→ **TO BE DONE**
Work out how many lines in the data hold the word "name", and reply with that number only.

→ **ENTRIES SHOWN**
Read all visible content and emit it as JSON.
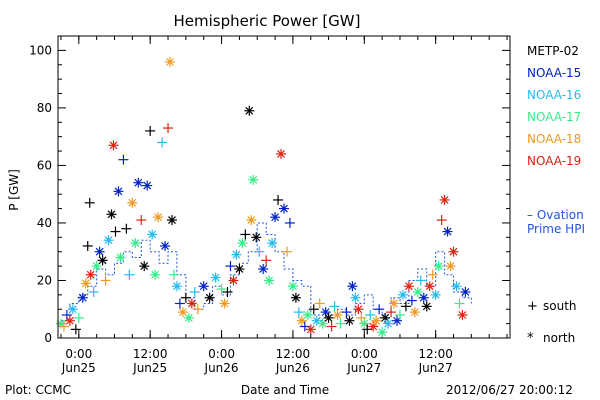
{
  "chart_data": {
    "type": "scatter",
    "title": "Hemispheric Power [GW]",
    "xlabel": "Date and Time",
    "ylabel": "P [GW]",
    "xlim": [
      "2012-06-24T20:30",
      "2012-06-28T00:30"
    ],
    "ylim": [
      0,
      105
    ],
    "y_ticks": [
      0,
      20,
      40,
      60,
      80,
      100
    ],
    "x_ticks": [
      {
        "time": "2012-06-25T00:00",
        "top": "0:00",
        "bottom": "Jun25"
      },
      {
        "time": "2012-06-25T12:00",
        "top": "12:00",
        "bottom": "Jun25"
      },
      {
        "time": "2012-06-26T00:00",
        "top": "0:00",
        "bottom": "Jun26"
      },
      {
        "time": "2012-06-26T12:00",
        "top": "12:00",
        "bottom": "Jun26"
      },
      {
        "time": "2012-06-27T00:00",
        "top": "0:00",
        "bottom": "Jun27"
      },
      {
        "time": "2012-06-27T12:00",
        "top": "12:00",
        "bottom": "Jun27"
      }
    ],
    "legend_position": "right",
    "series": [
      {
        "name": "METP-02",
        "color": "#000000"
      },
      {
        "name": "NOAA-15",
        "color": "#0022cc"
      },
      {
        "name": "NOAA-16",
        "color": "#22bbee"
      },
      {
        "name": "NOAA-17",
        "color": "#33ee88"
      },
      {
        "name": "NOAA-18",
        "color": "#ee9922"
      },
      {
        "name": "NOAA-19",
        "color": "#dd2211"
      }
    ],
    "ovation_label_line1": "Ovation",
    "ovation_label_line2": "Prime HPI",
    "ovation_color": "#2255dd",
    "ovation_points": [
      {
        "x": "2012-06-24T21:00",
        "y": 6
      },
      {
        "x": "2012-06-24T22:30",
        "y": 12
      },
      {
        "x": "2012-06-25T00:00",
        "y": 15
      },
      {
        "x": "2012-06-25T01:30",
        "y": 18
      },
      {
        "x": "2012-06-25T03:00",
        "y": 24
      },
      {
        "x": "2012-06-25T04:30",
        "y": 22
      },
      {
        "x": "2012-06-25T06:00",
        "y": 26
      },
      {
        "x": "2012-06-25T07:30",
        "y": 30
      },
      {
        "x": "2012-06-25T09:00",
        "y": 28
      },
      {
        "x": "2012-06-25T10:30",
        "y": 34
      },
      {
        "x": "2012-06-25T12:00",
        "y": 30
      },
      {
        "x": "2012-06-25T13:30",
        "y": 26
      },
      {
        "x": "2012-06-25T15:00",
        "y": 30
      },
      {
        "x": "2012-06-25T16:30",
        "y": 22
      },
      {
        "x": "2012-06-25T18:00",
        "y": 14
      },
      {
        "x": "2012-06-25T19:30",
        "y": 10
      },
      {
        "x": "2012-06-25T21:00",
        "y": 12
      },
      {
        "x": "2012-06-25T22:30",
        "y": 18
      },
      {
        "x": "2012-06-26T00:00",
        "y": 15
      },
      {
        "x": "2012-06-26T01:30",
        "y": 22
      },
      {
        "x": "2012-06-26T03:00",
        "y": 26
      },
      {
        "x": "2012-06-26T04:30",
        "y": 30
      },
      {
        "x": "2012-06-26T06:00",
        "y": 40
      },
      {
        "x": "2012-06-26T07:30",
        "y": 36
      },
      {
        "x": "2012-06-26T09:00",
        "y": 30
      },
      {
        "x": "2012-06-26T10:30",
        "y": 24
      },
      {
        "x": "2012-06-26T12:00",
        "y": 20
      },
      {
        "x": "2012-06-26T13:30",
        "y": 18
      },
      {
        "x": "2012-06-26T15:00",
        "y": 8
      },
      {
        "x": "2012-06-26T16:30",
        "y": 6
      },
      {
        "x": "2012-06-26T18:00",
        "y": 8
      },
      {
        "x": "2012-06-26T19:30",
        "y": 10
      },
      {
        "x": "2012-06-26T21:00",
        "y": 8
      },
      {
        "x": "2012-06-26T22:30",
        "y": 12
      },
      {
        "x": "2012-06-27T00:00",
        "y": 15
      },
      {
        "x": "2012-06-27T01:30",
        "y": 10
      },
      {
        "x": "2012-06-27T03:00",
        "y": 8
      },
      {
        "x": "2012-06-27T04:30",
        "y": 14
      },
      {
        "x": "2012-06-27T06:00",
        "y": 12
      },
      {
        "x": "2012-06-27T07:30",
        "y": 20
      },
      {
        "x": "2012-06-27T09:00",
        "y": 24
      },
      {
        "x": "2012-06-27T10:30",
        "y": 18
      },
      {
        "x": "2012-06-27T12:00",
        "y": 30
      },
      {
        "x": "2012-06-27T13:30",
        "y": 22
      },
      {
        "x": "2012-06-27T15:00",
        "y": 16
      },
      {
        "x": "2012-06-27T16:30",
        "y": 14
      },
      {
        "x": "2012-06-27T18:00",
        "y": 12
      }
    ],
    "marker_legend": [
      {
        "glyph": "+",
        "label": "south"
      },
      {
        "glyph": "*",
        "label": "north"
      }
    ],
    "points": [
      {
        "x": "2012-06-24T21:00",
        "y": 5,
        "s": "NOAA-17",
        "m": "*"
      },
      {
        "x": "2012-06-24T21:30",
        "y": 4,
        "s": "NOAA-18",
        "m": "+"
      },
      {
        "x": "2012-06-24T22:00",
        "y": 8,
        "s": "NOAA-15",
        "m": "+"
      },
      {
        "x": "2012-06-24T22:30",
        "y": 6,
        "s": "NOAA-19",
        "m": "*"
      },
      {
        "x": "2012-06-24T23:00",
        "y": 10,
        "s": "NOAA-16",
        "m": "*"
      },
      {
        "x": "2012-06-24T23:30",
        "y": 3,
        "s": "METP-02",
        "m": "+"
      },
      {
        "x": "2012-06-25T00:00",
        "y": 7,
        "s": "NOAA-17",
        "m": "+"
      },
      {
        "x": "2012-06-25T00:40",
        "y": 14,
        "s": "NOAA-15",
        "m": "*"
      },
      {
        "x": "2012-06-25T01:10",
        "y": 19,
        "s": "NOAA-18",
        "m": "*"
      },
      {
        "x": "2012-06-25T01:30",
        "y": 32,
        "s": "METP-02",
        "m": "+"
      },
      {
        "x": "2012-06-25T01:50",
        "y": 47,
        "s": "METP-02",
        "m": "+"
      },
      {
        "x": "2012-06-25T02:00",
        "y": 22,
        "s": "NOAA-19",
        "m": "*"
      },
      {
        "x": "2012-06-25T02:30",
        "y": 16,
        "s": "NOAA-16",
        "m": "+"
      },
      {
        "x": "2012-06-25T03:00",
        "y": 25,
        "s": "NOAA-17",
        "m": "*"
      },
      {
        "x": "2012-06-25T03:30",
        "y": 30,
        "s": "NOAA-15",
        "m": "*"
      },
      {
        "x": "2012-06-25T04:00",
        "y": 27,
        "s": "METP-02",
        "m": "*"
      },
      {
        "x": "2012-06-25T04:30",
        "y": 20,
        "s": "NOAA-18",
        "m": "+"
      },
      {
        "x": "2012-06-25T05:00",
        "y": 34,
        "s": "NOAA-16",
        "m": "*"
      },
      {
        "x": "2012-06-25T05:30",
        "y": 43,
        "s": "METP-02",
        "m": "*"
      },
      {
        "x": "2012-06-25T05:50",
        "y": 67,
        "s": "NOAA-19",
        "m": "*"
      },
      {
        "x": "2012-06-25T06:10",
        "y": 37,
        "s": "METP-02",
        "m": "+"
      },
      {
        "x": "2012-06-25T06:40",
        "y": 51,
        "s": "NOAA-15",
        "m": "*"
      },
      {
        "x": "2012-06-25T07:00",
        "y": 28,
        "s": "NOAA-17",
        "m": "*"
      },
      {
        "x": "2012-06-25T07:30",
        "y": 62,
        "s": "NOAA-15",
        "m": "+"
      },
      {
        "x": "2012-06-25T08:00",
        "y": 38,
        "s": "METP-02",
        "m": "+"
      },
      {
        "x": "2012-06-25T08:30",
        "y": 22,
        "s": "NOAA-16",
        "m": "+"
      },
      {
        "x": "2012-06-25T09:00",
        "y": 47,
        "s": "NOAA-18",
        "m": "*"
      },
      {
        "x": "2012-06-25T09:30",
        "y": 33,
        "s": "NOAA-17",
        "m": "*"
      },
      {
        "x": "2012-06-25T10:00",
        "y": 54,
        "s": "NOAA-15",
        "m": "*"
      },
      {
        "x": "2012-06-25T10:30",
        "y": 41,
        "s": "NOAA-19",
        "m": "+"
      },
      {
        "x": "2012-06-25T11:00",
        "y": 25,
        "s": "METP-02",
        "m": "*"
      },
      {
        "x": "2012-06-25T11:30",
        "y": 53,
        "s": "NOAA-15",
        "m": "*"
      },
      {
        "x": "2012-06-25T12:00",
        "y": 72,
        "s": "METP-02",
        "m": "+"
      },
      {
        "x": "2012-06-25T12:20",
        "y": 36,
        "s": "NOAA-16",
        "m": "*"
      },
      {
        "x": "2012-06-25T12:50",
        "y": 22,
        "s": "NOAA-17",
        "m": "*"
      },
      {
        "x": "2012-06-25T13:20",
        "y": 42,
        "s": "NOAA-18",
        "m": "*"
      },
      {
        "x": "2012-06-25T14:00",
        "y": 68,
        "s": "NOAA-16",
        "m": "+"
      },
      {
        "x": "2012-06-25T14:30",
        "y": 32,
        "s": "NOAA-15",
        "m": "*"
      },
      {
        "x": "2012-06-25T15:00",
        "y": 73,
        "s": "NOAA-19",
        "m": "+"
      },
      {
        "x": "2012-06-25T15:20",
        "y": 96,
        "s": "NOAA-18",
        "m": "*"
      },
      {
        "x": "2012-06-25T15:40",
        "y": 41,
        "s": "METP-02",
        "m": "*"
      },
      {
        "x": "2012-06-25T16:00",
        "y": 22,
        "s": "NOAA-17",
        "m": "+"
      },
      {
        "x": "2012-06-25T16:30",
        "y": 18,
        "s": "NOAA-16",
        "m": "*"
      },
      {
        "x": "2012-06-25T17:00",
        "y": 12,
        "s": "NOAA-15",
        "m": "+"
      },
      {
        "x": "2012-06-25T17:30",
        "y": 9,
        "s": "NOAA-18",
        "m": "*"
      },
      {
        "x": "2012-06-25T18:00",
        "y": 14,
        "s": "METP-02",
        "m": "+"
      },
      {
        "x": "2012-06-25T18:30",
        "y": 7,
        "s": "NOAA-17",
        "m": "*"
      },
      {
        "x": "2012-06-25T19:00",
        "y": 12,
        "s": "NOAA-19",
        "m": "*"
      },
      {
        "x": "2012-06-25T19:30",
        "y": 16,
        "s": "NOAA-16",
        "m": "+"
      },
      {
        "x": "2012-06-25T20:00",
        "y": 10,
        "s": "NOAA-18",
        "m": "+"
      },
      {
        "x": "2012-06-25T21:00",
        "y": 18,
        "s": "NOAA-15",
        "m": "*"
      },
      {
        "x": "2012-06-25T22:00",
        "y": 14,
        "s": "METP-02",
        "m": "*"
      },
      {
        "x": "2012-06-25T23:00",
        "y": 21,
        "s": "NOAA-16",
        "m": "*"
      },
      {
        "x": "2012-06-26T00:00",
        "y": 17,
        "s": "NOAA-17",
        "m": "+"
      },
      {
        "x": "2012-06-26T00:30",
        "y": 12,
        "s": "NOAA-18",
        "m": "*"
      },
      {
        "x": "2012-06-26T01:00",
        "y": 16,
        "s": "METP-02",
        "m": "+"
      },
      {
        "x": "2012-06-26T01:30",
        "y": 25,
        "s": "NOAA-15",
        "m": "+"
      },
      {
        "x": "2012-06-26T02:00",
        "y": 20,
        "s": "NOAA-19",
        "m": "*"
      },
      {
        "x": "2012-06-26T02:30",
        "y": 29,
        "s": "NOAA-16",
        "m": "*"
      },
      {
        "x": "2012-06-26T03:00",
        "y": 24,
        "s": "METP-02",
        "m": "*"
      },
      {
        "x": "2012-06-26T03:30",
        "y": 33,
        "s": "NOAA-17",
        "m": "*"
      },
      {
        "x": "2012-06-26T04:00",
        "y": 36,
        "s": "METP-02",
        "m": "+"
      },
      {
        "x": "2012-06-26T04:40",
        "y": 79,
        "s": "METP-02",
        "m": "*"
      },
      {
        "x": "2012-06-26T05:00",
        "y": 41,
        "s": "NOAA-18",
        "m": "*"
      },
      {
        "x": "2012-06-26T05:20",
        "y": 55,
        "s": "NOAA-17",
        "m": "*"
      },
      {
        "x": "2012-06-26T05:50",
        "y": 35,
        "s": "METP-02",
        "m": "*"
      },
      {
        "x": "2012-06-26T06:20",
        "y": 30,
        "s": "NOAA-16",
        "m": "+"
      },
      {
        "x": "2012-06-26T07:00",
        "y": 24,
        "s": "NOAA-15",
        "m": "*"
      },
      {
        "x": "2012-06-26T07:30",
        "y": 27,
        "s": "NOAA-19",
        "m": "+"
      },
      {
        "x": "2012-06-26T08:00",
        "y": 20,
        "s": "NOAA-17",
        "m": "*"
      },
      {
        "x": "2012-06-26T08:30",
        "y": 33,
        "s": "NOAA-16",
        "m": "*"
      },
      {
        "x": "2012-06-26T09:00",
        "y": 42,
        "s": "NOAA-15",
        "m": "*"
      },
      {
        "x": "2012-06-26T09:30",
        "y": 48,
        "s": "METP-02",
        "m": "+"
      },
      {
        "x": "2012-06-26T10:00",
        "y": 64,
        "s": "NOAA-19",
        "m": "*"
      },
      {
        "x": "2012-06-26T10:30",
        "y": 45,
        "s": "NOAA-15",
        "m": "*"
      },
      {
        "x": "2012-06-26T11:00",
        "y": 30,
        "s": "NOAA-18",
        "m": "+"
      },
      {
        "x": "2012-06-26T11:30",
        "y": 40,
        "s": "NOAA-15",
        "m": "+"
      },
      {
        "x": "2012-06-26T12:00",
        "y": 18,
        "s": "NOAA-17",
        "m": "*"
      },
      {
        "x": "2012-06-26T12:30",
        "y": 14,
        "s": "METP-02",
        "m": "*"
      },
      {
        "x": "2012-06-26T13:00",
        "y": 9,
        "s": "NOAA-16",
        "m": "+"
      },
      {
        "x": "2012-06-26T13:30",
        "y": 6,
        "s": "NOAA-18",
        "m": "*"
      },
      {
        "x": "2012-06-26T14:00",
        "y": 4,
        "s": "NOAA-15",
        "m": "+"
      },
      {
        "x": "2012-06-26T14:30",
        "y": 8,
        "s": "NOAA-17",
        "m": "*"
      },
      {
        "x": "2012-06-26T15:00",
        "y": 3,
        "s": "NOAA-19",
        "m": "*"
      },
      {
        "x": "2012-06-26T15:30",
        "y": 10,
        "s": "METP-02",
        "m": "+"
      },
      {
        "x": "2012-06-26T16:00",
        "y": 6,
        "s": "NOAA-16",
        "m": "*"
      },
      {
        "x": "2012-06-26T16:30",
        "y": 12,
        "s": "NOAA-18",
        "m": "+"
      },
      {
        "x": "2012-06-26T17:00",
        "y": 5,
        "s": "NOAA-17",
        "m": "*"
      },
      {
        "x": "2012-06-26T17:30",
        "y": 9,
        "s": "NOAA-15",
        "m": "*"
      },
      {
        "x": "2012-06-26T18:00",
        "y": 7,
        "s": "METP-02",
        "m": "*"
      },
      {
        "x": "2012-06-26T18:30",
        "y": 4,
        "s": "NOAA-19",
        "m": "+"
      },
      {
        "x": "2012-06-26T19:00",
        "y": 11,
        "s": "NOAA-16",
        "m": "+"
      },
      {
        "x": "2012-06-26T19:30",
        "y": 8,
        "s": "NOAA-18",
        "m": "*"
      },
      {
        "x": "2012-06-26T20:00",
        "y": 5,
        "s": "NOAA-17",
        "m": "+"
      },
      {
        "x": "2012-06-26T21:00",
        "y": 9,
        "s": "NOAA-15",
        "m": "+"
      },
      {
        "x": "2012-06-26T21:30",
        "y": 6,
        "s": "METP-02",
        "m": "*"
      },
      {
        "x": "2012-06-26T22:00",
        "y": 18,
        "s": "NOAA-15",
        "m": "*"
      },
      {
        "x": "2012-06-26T22:30",
        "y": 14,
        "s": "NOAA-16",
        "m": "*"
      },
      {
        "x": "2012-06-26T23:00",
        "y": 10,
        "s": "NOAA-19",
        "m": "*"
      },
      {
        "x": "2012-06-26T23:30",
        "y": 7,
        "s": "NOAA-18",
        "m": "+"
      },
      {
        "x": "2012-06-27T00:00",
        "y": 5,
        "s": "NOAA-17",
        "m": "*"
      },
      {
        "x": "2012-06-27T00:30",
        "y": 3,
        "s": "METP-02",
        "m": "+"
      },
      {
        "x": "2012-06-27T01:00",
        "y": 8,
        "s": "NOAA-16",
        "m": "+"
      },
      {
        "x": "2012-06-27T01:30",
        "y": 4,
        "s": "NOAA-19",
        "m": "*"
      },
      {
        "x": "2012-06-27T02:00",
        "y": 6,
        "s": "NOAA-18",
        "m": "*"
      },
      {
        "x": "2012-06-27T02:30",
        "y": 10,
        "s": "NOAA-15",
        "m": "+"
      },
      {
        "x": "2012-06-27T03:00",
        "y": 2,
        "s": "NOAA-17",
        "m": "*"
      },
      {
        "x": "2012-06-27T03:30",
        "y": 7,
        "s": "METP-02",
        "m": "*"
      },
      {
        "x": "2012-06-27T04:00",
        "y": 5,
        "s": "NOAA-16",
        "m": "*"
      },
      {
        "x": "2012-06-27T04:30",
        "y": 9,
        "s": "NOAA-19",
        "m": "+"
      },
      {
        "x": "2012-06-27T05:00",
        "y": 12,
        "s": "NOAA-18",
        "m": "*"
      },
      {
        "x": "2012-06-27T05:30",
        "y": 6,
        "s": "NOAA-15",
        "m": "*"
      },
      {
        "x": "2012-06-27T06:00",
        "y": 8,
        "s": "NOAA-17",
        "m": "+"
      },
      {
        "x": "2012-06-27T06:30",
        "y": 15,
        "s": "NOAA-16",
        "m": "*"
      },
      {
        "x": "2012-06-27T07:00",
        "y": 11,
        "s": "METP-02",
        "m": "+"
      },
      {
        "x": "2012-06-27T07:30",
        "y": 18,
        "s": "NOAA-19",
        "m": "*"
      },
      {
        "x": "2012-06-27T08:00",
        "y": 13,
        "s": "NOAA-15",
        "m": "+"
      },
      {
        "x": "2012-06-27T08:30",
        "y": 9,
        "s": "NOAA-18",
        "m": "*"
      },
      {
        "x": "2012-06-27T09:00",
        "y": 16,
        "s": "NOAA-17",
        "m": "*"
      },
      {
        "x": "2012-06-27T09:30",
        "y": 20,
        "s": "NOAA-16",
        "m": "+"
      },
      {
        "x": "2012-06-27T10:00",
        "y": 14,
        "s": "NOAA-15",
        "m": "*"
      },
      {
        "x": "2012-06-27T10:30",
        "y": 11,
        "s": "METP-02",
        "m": "*"
      },
      {
        "x": "2012-06-27T11:00",
        "y": 18,
        "s": "NOAA-19",
        "m": "*"
      },
      {
        "x": "2012-06-27T11:30",
        "y": 22,
        "s": "NOAA-18",
        "m": "+"
      },
      {
        "x": "2012-06-27T12:00",
        "y": 15,
        "s": "NOAA-16",
        "m": "*"
      },
      {
        "x": "2012-06-27T12:30",
        "y": 25,
        "s": "NOAA-17",
        "m": "*"
      },
      {
        "x": "2012-06-27T13:00",
        "y": 41,
        "s": "NOAA-19",
        "m": "+"
      },
      {
        "x": "2012-06-27T13:30",
        "y": 48,
        "s": "NOAA-19",
        "m": "*"
      },
      {
        "x": "2012-06-27T14:00",
        "y": 37,
        "s": "NOAA-15",
        "m": "*"
      },
      {
        "x": "2012-06-27T14:30",
        "y": 25,
        "s": "NOAA-18",
        "m": "*"
      },
      {
        "x": "2012-06-27T15:00",
        "y": 30,
        "s": "NOAA-19",
        "m": "*"
      },
      {
        "x": "2012-06-27T15:30",
        "y": 18,
        "s": "NOAA-16",
        "m": "*"
      },
      {
        "x": "2012-06-27T16:00",
        "y": 12,
        "s": "NOAA-17",
        "m": "+"
      },
      {
        "x": "2012-06-27T16:30",
        "y": 8,
        "s": "NOAA-19",
        "m": "*"
      },
      {
        "x": "2012-06-27T17:00",
        "y": 16,
        "s": "NOAA-15",
        "m": "*"
      }
    ]
  },
  "footer": {
    "credit": "Plot: CCMC",
    "timestamp": "2012/06/27 20:00:12"
  }
}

→ **WRITTEN REPLY**
6